*OBJECTIVE*
Look through the data for the string "emocional". Copy every line where it is found.

*RECORDS SHOWN*

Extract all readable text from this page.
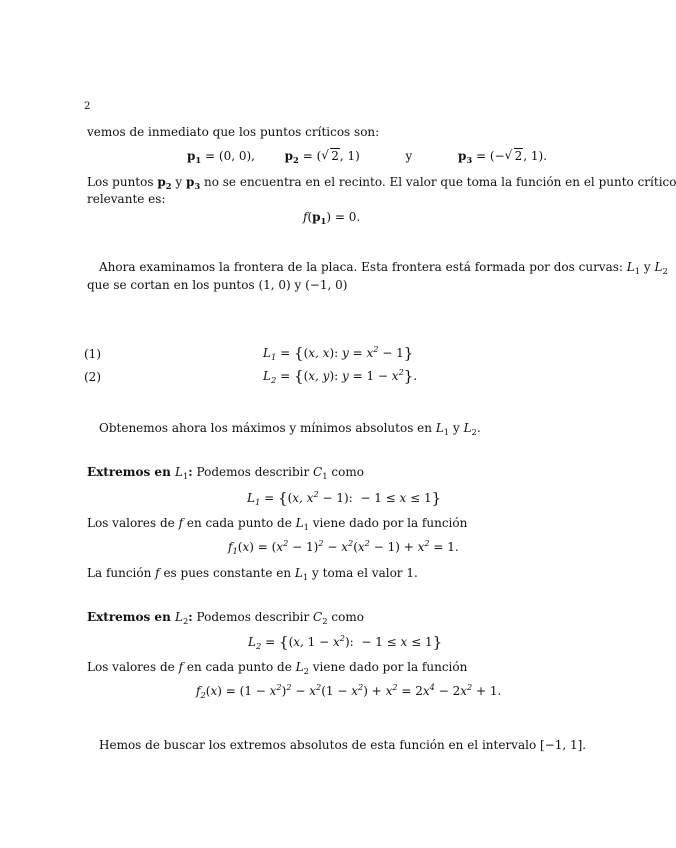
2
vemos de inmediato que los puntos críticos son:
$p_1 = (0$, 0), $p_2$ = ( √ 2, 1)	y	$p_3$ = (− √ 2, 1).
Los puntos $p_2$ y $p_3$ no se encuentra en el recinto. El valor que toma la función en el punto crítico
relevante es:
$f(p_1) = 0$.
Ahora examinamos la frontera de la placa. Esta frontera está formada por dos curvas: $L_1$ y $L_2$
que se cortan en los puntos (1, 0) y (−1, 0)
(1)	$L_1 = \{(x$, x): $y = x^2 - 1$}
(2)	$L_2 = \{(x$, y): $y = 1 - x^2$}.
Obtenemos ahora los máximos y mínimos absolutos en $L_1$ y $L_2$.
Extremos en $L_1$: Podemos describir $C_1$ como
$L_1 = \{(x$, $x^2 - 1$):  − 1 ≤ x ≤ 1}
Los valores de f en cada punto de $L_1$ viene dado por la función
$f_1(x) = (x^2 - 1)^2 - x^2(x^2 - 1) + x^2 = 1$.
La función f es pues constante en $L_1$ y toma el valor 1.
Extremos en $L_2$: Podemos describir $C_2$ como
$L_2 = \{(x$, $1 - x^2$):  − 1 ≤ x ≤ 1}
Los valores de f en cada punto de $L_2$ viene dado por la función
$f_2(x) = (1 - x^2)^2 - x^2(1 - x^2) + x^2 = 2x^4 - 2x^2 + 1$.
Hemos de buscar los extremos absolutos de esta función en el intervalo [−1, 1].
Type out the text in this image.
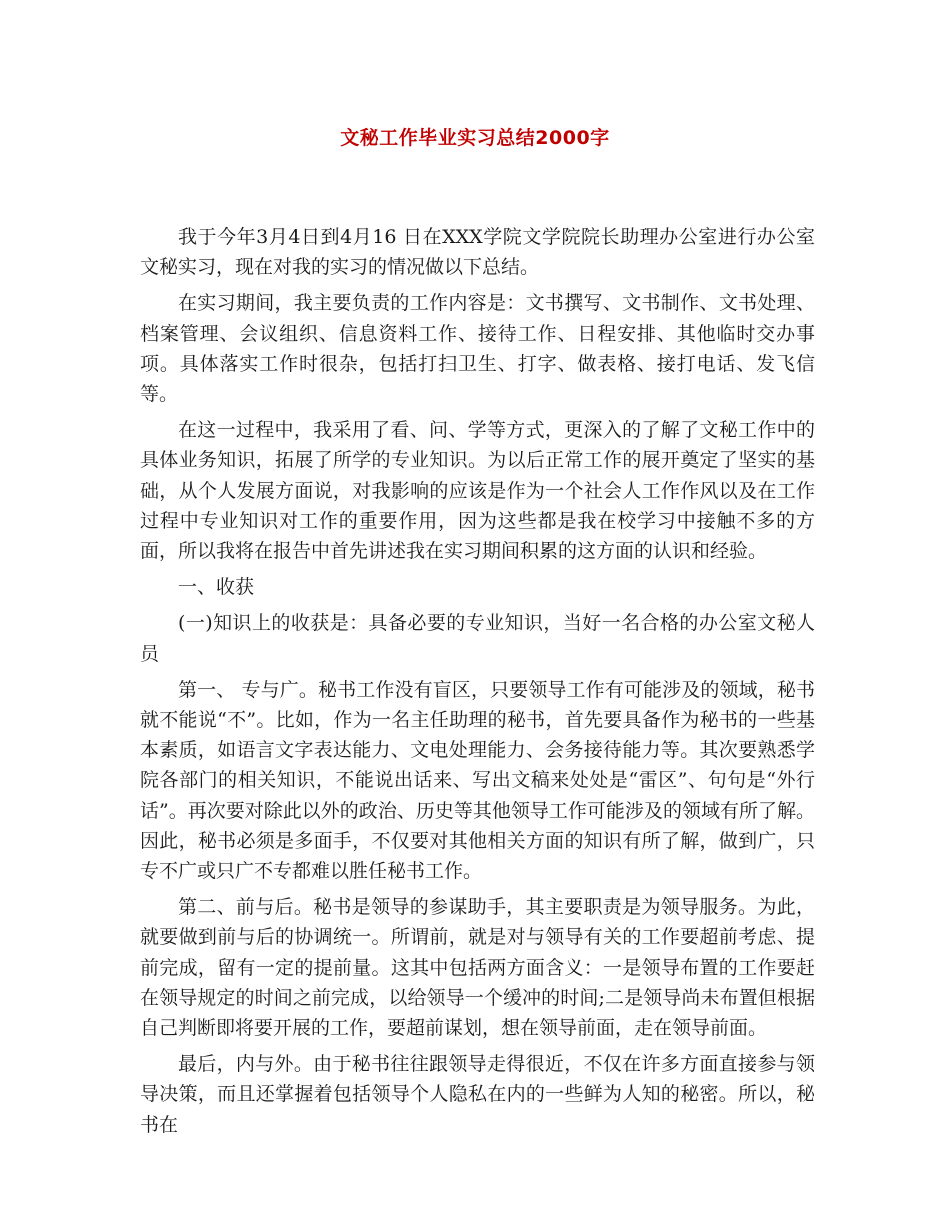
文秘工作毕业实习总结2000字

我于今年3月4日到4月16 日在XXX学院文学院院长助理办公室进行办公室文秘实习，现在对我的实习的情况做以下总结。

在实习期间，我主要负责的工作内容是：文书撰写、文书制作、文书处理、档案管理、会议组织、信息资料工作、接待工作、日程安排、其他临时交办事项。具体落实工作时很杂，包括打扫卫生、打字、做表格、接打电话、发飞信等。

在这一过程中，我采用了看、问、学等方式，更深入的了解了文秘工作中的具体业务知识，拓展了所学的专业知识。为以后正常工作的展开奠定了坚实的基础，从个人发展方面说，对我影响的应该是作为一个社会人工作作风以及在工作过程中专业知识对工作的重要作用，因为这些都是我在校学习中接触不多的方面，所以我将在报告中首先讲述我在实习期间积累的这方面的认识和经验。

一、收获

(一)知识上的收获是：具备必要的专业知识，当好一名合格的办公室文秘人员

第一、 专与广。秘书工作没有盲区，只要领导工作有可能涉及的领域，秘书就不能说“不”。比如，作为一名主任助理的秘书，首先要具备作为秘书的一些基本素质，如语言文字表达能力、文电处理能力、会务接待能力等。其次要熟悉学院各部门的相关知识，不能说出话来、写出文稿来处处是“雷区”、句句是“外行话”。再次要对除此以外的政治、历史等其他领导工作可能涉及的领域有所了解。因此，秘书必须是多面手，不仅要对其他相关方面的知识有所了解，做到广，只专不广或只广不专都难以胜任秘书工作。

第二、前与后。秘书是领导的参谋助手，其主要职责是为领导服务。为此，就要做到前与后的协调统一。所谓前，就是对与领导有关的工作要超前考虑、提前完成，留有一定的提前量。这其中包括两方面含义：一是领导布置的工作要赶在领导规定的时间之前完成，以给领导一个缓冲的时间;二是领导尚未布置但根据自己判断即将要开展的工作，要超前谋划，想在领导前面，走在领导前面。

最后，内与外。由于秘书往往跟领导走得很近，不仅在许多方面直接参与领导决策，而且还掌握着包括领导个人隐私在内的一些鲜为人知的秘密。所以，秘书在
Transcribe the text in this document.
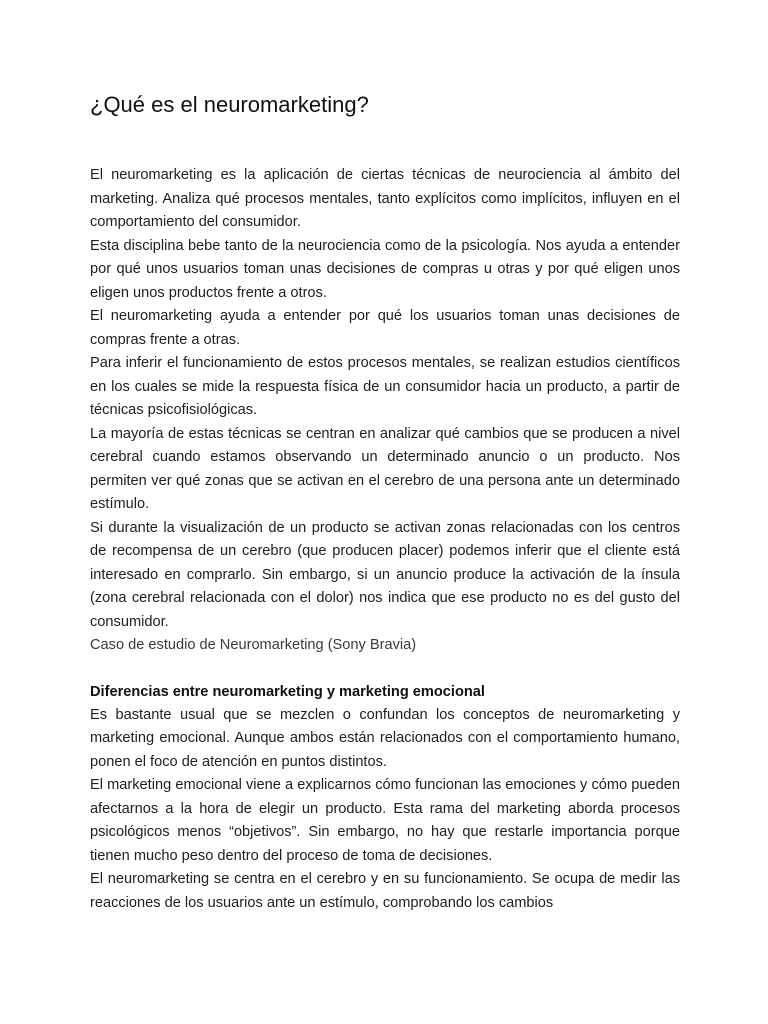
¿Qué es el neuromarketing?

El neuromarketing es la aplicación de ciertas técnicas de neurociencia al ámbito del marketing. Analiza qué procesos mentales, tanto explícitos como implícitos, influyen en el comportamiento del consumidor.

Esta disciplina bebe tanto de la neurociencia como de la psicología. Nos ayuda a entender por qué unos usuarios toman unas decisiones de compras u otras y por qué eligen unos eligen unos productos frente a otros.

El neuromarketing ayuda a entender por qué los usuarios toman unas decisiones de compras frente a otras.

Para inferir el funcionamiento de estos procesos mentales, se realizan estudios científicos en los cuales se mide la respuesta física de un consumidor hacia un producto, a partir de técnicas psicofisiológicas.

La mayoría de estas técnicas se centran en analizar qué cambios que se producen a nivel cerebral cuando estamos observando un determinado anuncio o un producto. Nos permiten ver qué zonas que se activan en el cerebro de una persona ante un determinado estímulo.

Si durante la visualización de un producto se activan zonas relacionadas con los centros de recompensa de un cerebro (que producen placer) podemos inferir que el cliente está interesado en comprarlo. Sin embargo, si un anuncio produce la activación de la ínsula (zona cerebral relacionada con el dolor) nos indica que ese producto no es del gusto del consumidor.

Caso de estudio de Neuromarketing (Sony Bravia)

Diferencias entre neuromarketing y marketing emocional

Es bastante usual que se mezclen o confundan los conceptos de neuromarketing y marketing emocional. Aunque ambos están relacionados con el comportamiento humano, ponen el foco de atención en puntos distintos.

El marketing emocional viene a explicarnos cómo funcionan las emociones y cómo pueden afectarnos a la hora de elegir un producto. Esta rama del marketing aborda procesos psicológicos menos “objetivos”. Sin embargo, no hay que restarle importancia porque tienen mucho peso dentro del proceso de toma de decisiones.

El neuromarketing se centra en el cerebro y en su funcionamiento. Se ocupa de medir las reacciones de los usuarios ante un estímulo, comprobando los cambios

*SOLUTION*
Diferencias entre neuromarketing y marketing emocional
Es bastante usual que se mezclen o confundan los conceptos de neuromarketing y marketing emocional. Aunque ambos están relacionados con el comportamiento humano, ponen el foco de atención en puntos distintos.
El marketing emocional viene a explicarnos cómo funcionan las emociones y cómo pueden afectarnos a la hora de elegir un producto. Esta rama del marketing aborda procesos psicológicos menos “objetivos”. Sin embargo, no hay que restarle importancia porque tienen mucho peso dentro del proceso de toma de decisiones.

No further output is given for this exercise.